* **EXERCISE INSTRUCTIONS**: Where the records hold the string "Lauenburg", show the whole line it sits on.

(Page text dataset records)
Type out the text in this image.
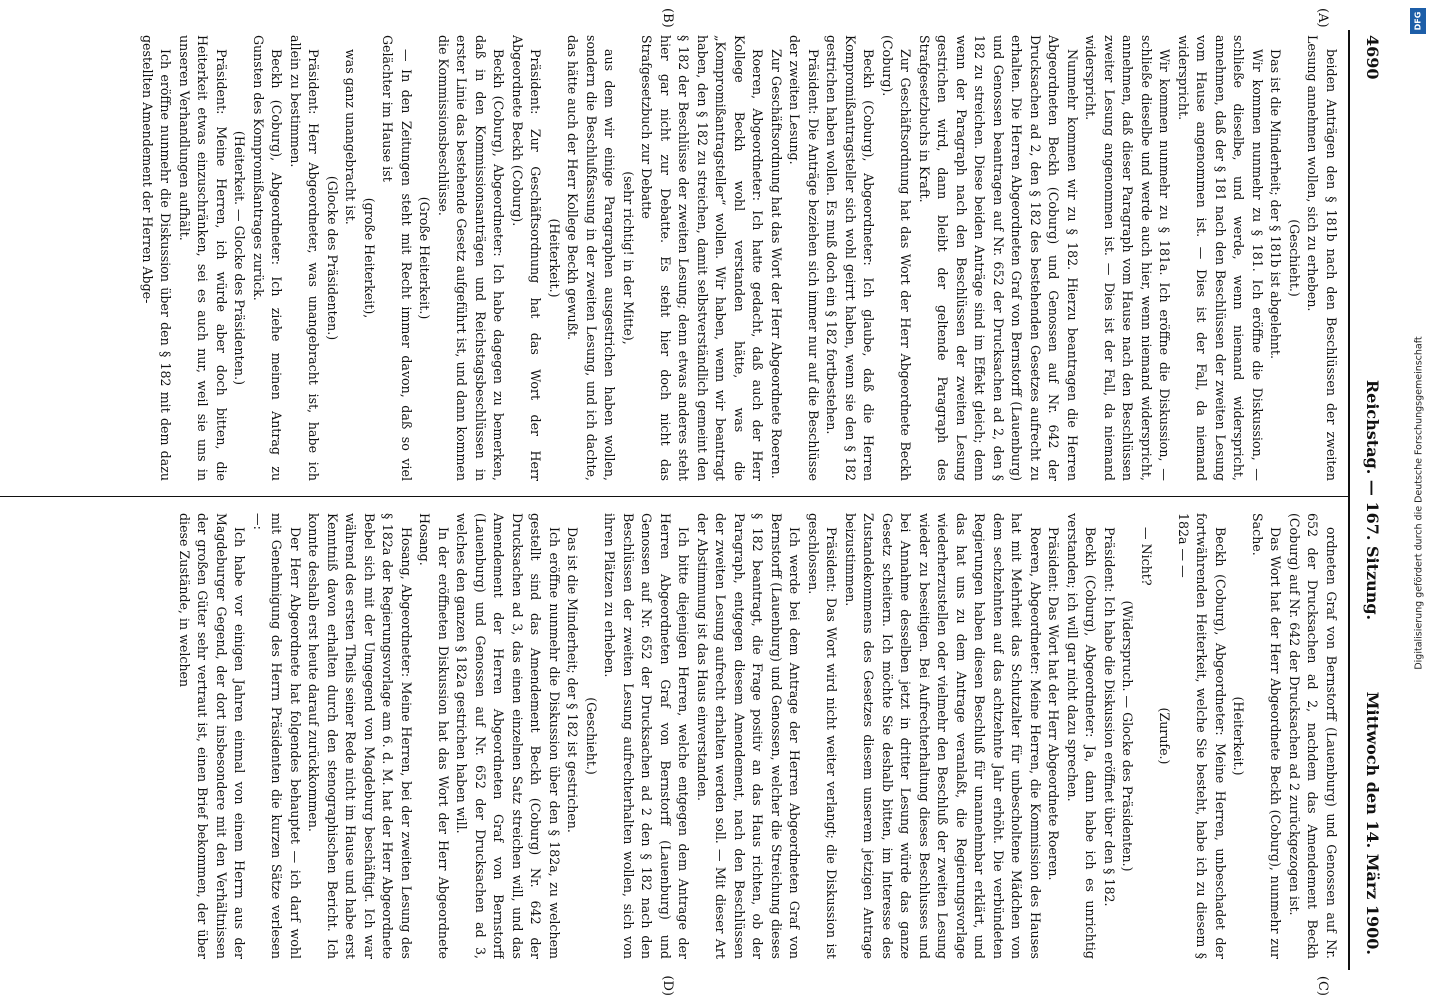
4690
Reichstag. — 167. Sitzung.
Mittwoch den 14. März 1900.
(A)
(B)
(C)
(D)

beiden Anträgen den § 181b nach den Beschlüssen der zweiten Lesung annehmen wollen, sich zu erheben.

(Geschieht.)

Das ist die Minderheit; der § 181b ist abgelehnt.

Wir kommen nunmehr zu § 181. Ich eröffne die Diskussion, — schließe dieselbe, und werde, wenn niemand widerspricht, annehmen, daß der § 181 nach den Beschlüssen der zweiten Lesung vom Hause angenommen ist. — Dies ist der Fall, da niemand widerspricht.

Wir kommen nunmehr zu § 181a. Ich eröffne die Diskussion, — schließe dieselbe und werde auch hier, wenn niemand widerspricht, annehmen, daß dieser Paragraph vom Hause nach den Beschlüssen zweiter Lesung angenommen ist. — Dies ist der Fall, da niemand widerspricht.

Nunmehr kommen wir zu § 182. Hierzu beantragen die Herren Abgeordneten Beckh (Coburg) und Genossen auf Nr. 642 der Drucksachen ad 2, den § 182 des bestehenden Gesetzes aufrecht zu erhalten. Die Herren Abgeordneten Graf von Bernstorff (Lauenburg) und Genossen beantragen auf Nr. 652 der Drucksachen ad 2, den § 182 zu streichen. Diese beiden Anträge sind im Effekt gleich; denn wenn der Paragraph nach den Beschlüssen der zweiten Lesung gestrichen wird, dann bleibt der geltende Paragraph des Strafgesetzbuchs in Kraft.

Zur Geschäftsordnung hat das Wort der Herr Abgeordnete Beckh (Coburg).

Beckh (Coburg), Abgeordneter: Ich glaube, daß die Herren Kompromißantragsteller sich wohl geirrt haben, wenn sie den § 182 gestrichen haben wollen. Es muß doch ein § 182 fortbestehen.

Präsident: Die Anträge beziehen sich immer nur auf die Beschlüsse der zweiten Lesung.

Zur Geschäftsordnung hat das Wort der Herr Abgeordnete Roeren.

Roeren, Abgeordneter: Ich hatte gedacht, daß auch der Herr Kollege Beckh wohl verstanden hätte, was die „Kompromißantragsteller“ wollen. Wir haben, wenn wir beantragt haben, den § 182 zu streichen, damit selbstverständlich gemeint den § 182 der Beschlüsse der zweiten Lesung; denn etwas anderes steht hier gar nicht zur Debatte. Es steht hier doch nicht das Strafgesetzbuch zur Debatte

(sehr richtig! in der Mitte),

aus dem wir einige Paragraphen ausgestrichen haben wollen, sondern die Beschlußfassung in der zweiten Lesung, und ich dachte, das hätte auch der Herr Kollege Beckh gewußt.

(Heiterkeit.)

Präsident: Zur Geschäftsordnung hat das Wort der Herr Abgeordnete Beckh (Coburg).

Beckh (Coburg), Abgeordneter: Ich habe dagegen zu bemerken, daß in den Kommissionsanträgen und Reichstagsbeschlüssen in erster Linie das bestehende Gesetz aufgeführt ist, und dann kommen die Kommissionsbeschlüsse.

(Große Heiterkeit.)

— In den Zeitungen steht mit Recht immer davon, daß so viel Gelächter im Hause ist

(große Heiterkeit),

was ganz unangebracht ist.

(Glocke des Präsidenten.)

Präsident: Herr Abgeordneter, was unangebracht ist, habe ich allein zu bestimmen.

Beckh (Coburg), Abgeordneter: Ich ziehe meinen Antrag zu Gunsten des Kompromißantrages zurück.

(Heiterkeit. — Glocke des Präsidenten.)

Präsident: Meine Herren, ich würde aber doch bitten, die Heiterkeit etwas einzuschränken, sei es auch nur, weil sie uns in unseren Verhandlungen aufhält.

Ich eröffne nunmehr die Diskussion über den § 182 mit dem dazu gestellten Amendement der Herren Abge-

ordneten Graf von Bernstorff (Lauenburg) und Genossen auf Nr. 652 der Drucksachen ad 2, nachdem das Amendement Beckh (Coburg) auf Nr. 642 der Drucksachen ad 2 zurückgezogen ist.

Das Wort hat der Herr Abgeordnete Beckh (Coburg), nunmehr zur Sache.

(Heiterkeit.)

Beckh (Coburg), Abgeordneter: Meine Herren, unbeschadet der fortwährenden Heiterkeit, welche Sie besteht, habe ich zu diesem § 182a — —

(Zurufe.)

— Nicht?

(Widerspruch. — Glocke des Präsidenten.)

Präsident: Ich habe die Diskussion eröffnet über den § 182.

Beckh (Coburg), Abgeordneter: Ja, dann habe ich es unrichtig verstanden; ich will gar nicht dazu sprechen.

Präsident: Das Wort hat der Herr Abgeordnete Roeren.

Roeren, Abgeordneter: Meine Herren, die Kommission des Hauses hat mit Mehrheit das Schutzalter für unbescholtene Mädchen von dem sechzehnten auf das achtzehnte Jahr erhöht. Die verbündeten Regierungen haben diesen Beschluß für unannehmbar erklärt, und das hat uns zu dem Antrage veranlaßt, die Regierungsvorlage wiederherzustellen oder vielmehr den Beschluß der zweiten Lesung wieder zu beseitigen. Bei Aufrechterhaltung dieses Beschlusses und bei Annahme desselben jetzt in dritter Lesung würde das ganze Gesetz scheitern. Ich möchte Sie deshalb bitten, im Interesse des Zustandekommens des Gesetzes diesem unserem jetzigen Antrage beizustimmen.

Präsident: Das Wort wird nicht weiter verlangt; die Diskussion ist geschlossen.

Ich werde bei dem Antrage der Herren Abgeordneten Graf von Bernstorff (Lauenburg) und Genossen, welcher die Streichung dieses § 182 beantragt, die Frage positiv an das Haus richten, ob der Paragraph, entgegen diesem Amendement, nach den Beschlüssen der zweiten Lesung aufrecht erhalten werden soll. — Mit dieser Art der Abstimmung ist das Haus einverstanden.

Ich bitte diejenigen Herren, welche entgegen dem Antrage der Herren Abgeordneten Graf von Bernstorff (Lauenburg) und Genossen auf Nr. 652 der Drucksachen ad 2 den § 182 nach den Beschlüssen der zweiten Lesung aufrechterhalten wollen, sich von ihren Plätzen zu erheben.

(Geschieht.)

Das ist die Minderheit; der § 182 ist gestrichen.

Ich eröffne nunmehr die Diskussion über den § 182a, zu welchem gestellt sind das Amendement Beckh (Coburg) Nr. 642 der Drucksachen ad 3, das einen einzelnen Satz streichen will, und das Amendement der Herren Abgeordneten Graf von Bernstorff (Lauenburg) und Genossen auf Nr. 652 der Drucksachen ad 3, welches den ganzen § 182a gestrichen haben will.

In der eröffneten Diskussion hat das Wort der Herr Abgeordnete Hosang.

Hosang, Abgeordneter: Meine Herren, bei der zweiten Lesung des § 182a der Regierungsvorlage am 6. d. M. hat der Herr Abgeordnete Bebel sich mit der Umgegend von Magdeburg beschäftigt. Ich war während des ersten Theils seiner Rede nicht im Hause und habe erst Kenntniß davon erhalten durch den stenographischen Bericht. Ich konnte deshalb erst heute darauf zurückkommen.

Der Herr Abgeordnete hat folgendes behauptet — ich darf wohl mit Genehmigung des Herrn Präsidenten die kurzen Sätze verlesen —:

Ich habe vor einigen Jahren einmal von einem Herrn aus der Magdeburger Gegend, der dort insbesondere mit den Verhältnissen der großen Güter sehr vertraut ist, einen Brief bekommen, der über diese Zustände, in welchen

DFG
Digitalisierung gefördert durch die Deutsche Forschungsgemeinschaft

...

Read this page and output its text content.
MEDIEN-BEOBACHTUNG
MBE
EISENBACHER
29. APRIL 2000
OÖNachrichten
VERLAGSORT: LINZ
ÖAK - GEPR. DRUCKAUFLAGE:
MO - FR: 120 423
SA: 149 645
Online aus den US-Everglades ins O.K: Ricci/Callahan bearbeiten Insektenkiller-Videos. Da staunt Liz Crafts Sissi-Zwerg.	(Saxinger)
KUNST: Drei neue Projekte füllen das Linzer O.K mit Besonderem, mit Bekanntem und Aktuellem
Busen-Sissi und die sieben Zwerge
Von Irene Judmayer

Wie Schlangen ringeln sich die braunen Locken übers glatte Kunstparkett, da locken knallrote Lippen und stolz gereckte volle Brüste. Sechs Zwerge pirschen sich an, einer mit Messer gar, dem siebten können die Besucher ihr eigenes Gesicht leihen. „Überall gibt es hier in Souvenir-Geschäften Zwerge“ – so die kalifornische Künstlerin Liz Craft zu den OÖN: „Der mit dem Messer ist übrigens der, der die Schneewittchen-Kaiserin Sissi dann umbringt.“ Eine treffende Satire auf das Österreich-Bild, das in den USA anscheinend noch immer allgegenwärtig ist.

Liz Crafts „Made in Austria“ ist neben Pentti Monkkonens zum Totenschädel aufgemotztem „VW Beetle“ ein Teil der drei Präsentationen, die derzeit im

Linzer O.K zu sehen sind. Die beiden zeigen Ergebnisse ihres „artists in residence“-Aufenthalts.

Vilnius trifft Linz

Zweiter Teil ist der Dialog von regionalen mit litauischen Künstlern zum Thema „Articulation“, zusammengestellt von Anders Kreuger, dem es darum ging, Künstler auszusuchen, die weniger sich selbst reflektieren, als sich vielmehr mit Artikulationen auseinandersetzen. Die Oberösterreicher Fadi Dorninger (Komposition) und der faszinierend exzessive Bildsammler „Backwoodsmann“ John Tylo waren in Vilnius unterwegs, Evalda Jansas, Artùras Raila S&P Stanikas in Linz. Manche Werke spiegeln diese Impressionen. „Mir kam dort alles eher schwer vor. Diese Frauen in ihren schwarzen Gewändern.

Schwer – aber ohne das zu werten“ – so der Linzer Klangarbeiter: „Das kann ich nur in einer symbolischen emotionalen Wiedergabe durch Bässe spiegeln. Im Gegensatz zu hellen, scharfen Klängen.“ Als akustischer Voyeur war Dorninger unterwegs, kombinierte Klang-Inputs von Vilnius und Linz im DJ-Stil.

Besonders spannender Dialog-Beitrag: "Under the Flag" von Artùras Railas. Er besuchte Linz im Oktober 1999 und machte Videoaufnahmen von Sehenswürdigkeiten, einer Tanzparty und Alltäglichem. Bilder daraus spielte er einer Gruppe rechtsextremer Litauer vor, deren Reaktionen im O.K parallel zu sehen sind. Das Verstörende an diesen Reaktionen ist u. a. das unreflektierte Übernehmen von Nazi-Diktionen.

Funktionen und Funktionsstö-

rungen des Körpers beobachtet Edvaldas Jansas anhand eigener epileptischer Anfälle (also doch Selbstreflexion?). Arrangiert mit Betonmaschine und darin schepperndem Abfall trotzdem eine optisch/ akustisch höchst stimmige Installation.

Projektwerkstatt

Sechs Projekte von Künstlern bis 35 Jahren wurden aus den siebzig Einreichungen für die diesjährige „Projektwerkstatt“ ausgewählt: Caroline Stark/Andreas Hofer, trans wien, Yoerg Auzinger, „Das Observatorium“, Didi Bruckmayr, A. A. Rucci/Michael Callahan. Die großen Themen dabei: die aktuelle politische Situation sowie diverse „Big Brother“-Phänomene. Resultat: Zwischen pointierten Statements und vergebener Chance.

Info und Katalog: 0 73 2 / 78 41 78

* **RESPONSE AREA**:
Nunmehr kommen wir zu § 182. Hierzu beantragen die Herren Abgeordneten Beckh (Coburg) und Genossen auf Nr. 642 der Drucksachen ad 2, den § 182 des bestehenden Gesetzes aufrecht zu erhalten. Die Herren Abgeordneten Graf von Bernstorff (Lauenburg) und Genossen beantragen auf Nr. 652 der Drucksachen ad 2, den § 182 zu streichen. Diese beiden Anträge sind im Effekt gleich; denn wenn der Paragraph nach den Beschlüssen der zweiten Lesung gestrichen wird, dann bleibt der geltende Paragraph des Strafgesetzbuchs in Kraft.
ordneten Graf von Bernstorff (Lauenburg) und Genossen auf Nr. 652 der Drucksachen ad 2, nachdem das Amendement Beckh (Coburg) auf Nr. 642 der Drucksachen ad 2 zurückgezogen ist.
Ich werde bei dem Antrage der Herren Abgeordneten Graf von Bernstorff (Lauenburg) und Genossen, welcher die Streichung dieses § 182 beantragt, die Frage positiv an das Haus richten, ob der Paragraph, entgegen diesem Amendement, nach den Beschlüssen der zweiten Lesung aufrecht erhalten werden soll. — Mit dieser Art der Abstimmung ist das Haus einverstanden.
Ich bitte diejenigen Herren, welche entgegen dem Antrage der Herren Abgeordneten Graf von Bernstorff (Lauenburg) und Genossen auf Nr. 652 der Drucksachen ad 2 den § 182 nach den Beschlüssen der zweiten Lesung aufrechterhalten wollen, sich von ihren Plätzen zu erheben.
Ich eröffne nunmehr die Diskussion über den § 182a, zu welchem gestellt sind das Amendement Beckh (Coburg) Nr. 642 der Drucksachen ad 3, das einen einzelnen Satz streichen will, und das Amendement der Herren Abgeordneten Graf von Bernstorff (Lauenburg) und Genossen auf Nr. 652 der Drucksachen ad 3, welches den ganzen § 182a gestrichen haben will.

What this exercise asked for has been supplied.